▶ ASSIGNMENT
Whichever lines of the entries hold the word "LENGTH" should be identified and copied.

Records from a data collection
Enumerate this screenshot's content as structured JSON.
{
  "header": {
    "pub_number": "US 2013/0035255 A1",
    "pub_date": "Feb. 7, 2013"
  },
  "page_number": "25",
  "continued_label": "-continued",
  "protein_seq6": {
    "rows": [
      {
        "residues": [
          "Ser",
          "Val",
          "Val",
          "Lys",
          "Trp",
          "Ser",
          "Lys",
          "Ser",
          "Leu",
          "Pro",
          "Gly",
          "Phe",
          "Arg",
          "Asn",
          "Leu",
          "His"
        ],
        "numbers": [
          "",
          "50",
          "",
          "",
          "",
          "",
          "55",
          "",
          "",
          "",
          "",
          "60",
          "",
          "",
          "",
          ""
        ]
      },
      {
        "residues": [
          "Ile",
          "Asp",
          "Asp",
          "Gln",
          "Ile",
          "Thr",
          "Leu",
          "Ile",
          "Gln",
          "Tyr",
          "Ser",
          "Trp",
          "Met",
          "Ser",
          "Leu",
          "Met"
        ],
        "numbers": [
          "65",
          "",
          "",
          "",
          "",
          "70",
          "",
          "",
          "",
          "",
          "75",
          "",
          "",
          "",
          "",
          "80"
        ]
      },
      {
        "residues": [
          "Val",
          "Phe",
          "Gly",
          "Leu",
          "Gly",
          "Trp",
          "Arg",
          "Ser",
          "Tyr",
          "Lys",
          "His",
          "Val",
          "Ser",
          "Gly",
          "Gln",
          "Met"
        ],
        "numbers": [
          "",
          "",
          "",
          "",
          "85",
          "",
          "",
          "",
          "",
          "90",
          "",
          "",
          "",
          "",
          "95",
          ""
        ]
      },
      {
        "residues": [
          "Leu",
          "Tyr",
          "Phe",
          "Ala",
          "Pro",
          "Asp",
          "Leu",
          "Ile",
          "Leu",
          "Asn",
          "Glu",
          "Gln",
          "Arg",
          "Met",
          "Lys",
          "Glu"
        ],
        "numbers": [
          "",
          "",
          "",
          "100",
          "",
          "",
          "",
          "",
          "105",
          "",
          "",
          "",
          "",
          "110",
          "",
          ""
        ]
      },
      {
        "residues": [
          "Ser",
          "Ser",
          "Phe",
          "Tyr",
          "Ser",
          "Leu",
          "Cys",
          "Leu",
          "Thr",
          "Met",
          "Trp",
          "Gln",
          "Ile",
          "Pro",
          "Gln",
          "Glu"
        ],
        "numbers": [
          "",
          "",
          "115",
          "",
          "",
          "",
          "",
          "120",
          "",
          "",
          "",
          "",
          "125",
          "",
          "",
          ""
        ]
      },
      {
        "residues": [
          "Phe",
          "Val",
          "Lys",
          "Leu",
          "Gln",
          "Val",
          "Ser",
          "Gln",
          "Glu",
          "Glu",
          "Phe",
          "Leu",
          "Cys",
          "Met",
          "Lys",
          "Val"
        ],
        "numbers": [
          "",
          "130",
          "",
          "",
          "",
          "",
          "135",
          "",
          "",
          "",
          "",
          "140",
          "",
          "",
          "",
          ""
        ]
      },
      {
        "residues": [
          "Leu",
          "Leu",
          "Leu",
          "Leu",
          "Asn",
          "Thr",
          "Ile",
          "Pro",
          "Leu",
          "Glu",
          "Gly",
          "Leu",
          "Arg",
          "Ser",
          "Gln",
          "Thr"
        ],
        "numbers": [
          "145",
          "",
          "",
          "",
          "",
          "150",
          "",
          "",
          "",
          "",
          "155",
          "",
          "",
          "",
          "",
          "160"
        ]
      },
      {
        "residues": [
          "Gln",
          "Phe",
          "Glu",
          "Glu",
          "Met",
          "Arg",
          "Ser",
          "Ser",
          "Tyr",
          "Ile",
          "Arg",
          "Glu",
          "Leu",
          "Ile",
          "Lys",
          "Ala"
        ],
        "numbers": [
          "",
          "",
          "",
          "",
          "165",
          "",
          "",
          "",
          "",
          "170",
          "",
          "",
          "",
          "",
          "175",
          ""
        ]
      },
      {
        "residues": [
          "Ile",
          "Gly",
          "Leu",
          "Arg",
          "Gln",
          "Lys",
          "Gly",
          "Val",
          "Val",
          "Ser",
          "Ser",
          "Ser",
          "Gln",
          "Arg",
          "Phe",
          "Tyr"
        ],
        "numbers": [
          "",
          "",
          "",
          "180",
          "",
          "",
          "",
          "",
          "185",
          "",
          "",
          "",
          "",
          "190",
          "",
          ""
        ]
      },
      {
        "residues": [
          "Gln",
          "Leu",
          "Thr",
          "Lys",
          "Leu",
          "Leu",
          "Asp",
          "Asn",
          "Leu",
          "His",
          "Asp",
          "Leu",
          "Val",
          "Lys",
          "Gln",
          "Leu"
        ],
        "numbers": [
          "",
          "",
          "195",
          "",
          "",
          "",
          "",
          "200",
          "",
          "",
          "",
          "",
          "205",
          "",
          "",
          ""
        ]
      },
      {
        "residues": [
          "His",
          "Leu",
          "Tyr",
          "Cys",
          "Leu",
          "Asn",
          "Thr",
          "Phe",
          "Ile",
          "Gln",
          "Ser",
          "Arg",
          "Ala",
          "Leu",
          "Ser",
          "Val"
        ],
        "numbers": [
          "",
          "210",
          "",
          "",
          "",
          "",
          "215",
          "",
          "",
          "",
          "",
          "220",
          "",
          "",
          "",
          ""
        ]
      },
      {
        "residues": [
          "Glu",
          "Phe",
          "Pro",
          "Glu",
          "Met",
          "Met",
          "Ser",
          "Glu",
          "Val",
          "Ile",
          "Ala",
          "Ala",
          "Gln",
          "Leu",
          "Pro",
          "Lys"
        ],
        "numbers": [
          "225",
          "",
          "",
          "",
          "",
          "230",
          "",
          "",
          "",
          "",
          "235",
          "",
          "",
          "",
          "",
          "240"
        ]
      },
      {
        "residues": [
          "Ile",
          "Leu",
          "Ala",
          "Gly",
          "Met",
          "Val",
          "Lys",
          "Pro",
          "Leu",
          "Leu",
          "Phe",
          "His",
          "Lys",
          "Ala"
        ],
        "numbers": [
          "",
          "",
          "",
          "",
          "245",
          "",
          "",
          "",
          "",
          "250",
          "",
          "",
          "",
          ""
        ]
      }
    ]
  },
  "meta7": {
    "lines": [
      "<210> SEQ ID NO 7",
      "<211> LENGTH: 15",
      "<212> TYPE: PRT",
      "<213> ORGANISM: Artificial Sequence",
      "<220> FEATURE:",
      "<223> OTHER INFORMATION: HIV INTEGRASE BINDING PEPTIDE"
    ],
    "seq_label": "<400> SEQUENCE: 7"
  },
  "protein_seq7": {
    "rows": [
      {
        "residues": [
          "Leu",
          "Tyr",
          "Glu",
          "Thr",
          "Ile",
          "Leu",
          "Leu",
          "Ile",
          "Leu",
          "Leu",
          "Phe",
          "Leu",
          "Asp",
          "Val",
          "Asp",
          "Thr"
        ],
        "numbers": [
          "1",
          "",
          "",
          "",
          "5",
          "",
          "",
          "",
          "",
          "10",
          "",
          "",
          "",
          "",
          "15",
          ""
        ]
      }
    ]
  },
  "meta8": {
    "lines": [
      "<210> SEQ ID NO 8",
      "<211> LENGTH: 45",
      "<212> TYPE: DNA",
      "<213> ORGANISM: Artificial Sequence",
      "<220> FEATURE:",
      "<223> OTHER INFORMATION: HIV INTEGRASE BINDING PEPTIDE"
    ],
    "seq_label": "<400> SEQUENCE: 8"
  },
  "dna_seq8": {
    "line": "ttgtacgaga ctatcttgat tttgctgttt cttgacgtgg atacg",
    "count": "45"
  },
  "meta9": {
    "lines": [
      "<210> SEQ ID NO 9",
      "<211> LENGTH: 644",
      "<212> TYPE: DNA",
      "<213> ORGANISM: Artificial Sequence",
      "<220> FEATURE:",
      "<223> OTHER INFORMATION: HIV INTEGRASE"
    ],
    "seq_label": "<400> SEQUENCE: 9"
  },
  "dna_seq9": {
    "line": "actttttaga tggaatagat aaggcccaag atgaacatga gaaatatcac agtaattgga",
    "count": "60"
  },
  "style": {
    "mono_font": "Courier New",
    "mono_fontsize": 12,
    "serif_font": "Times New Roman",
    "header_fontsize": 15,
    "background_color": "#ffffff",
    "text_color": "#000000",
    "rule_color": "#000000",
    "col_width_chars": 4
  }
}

▶ TASK SOLUTION
      "<211> LENGTH: 15",
      "<211> LENGTH: 45",
      "<211> LENGTH: 644",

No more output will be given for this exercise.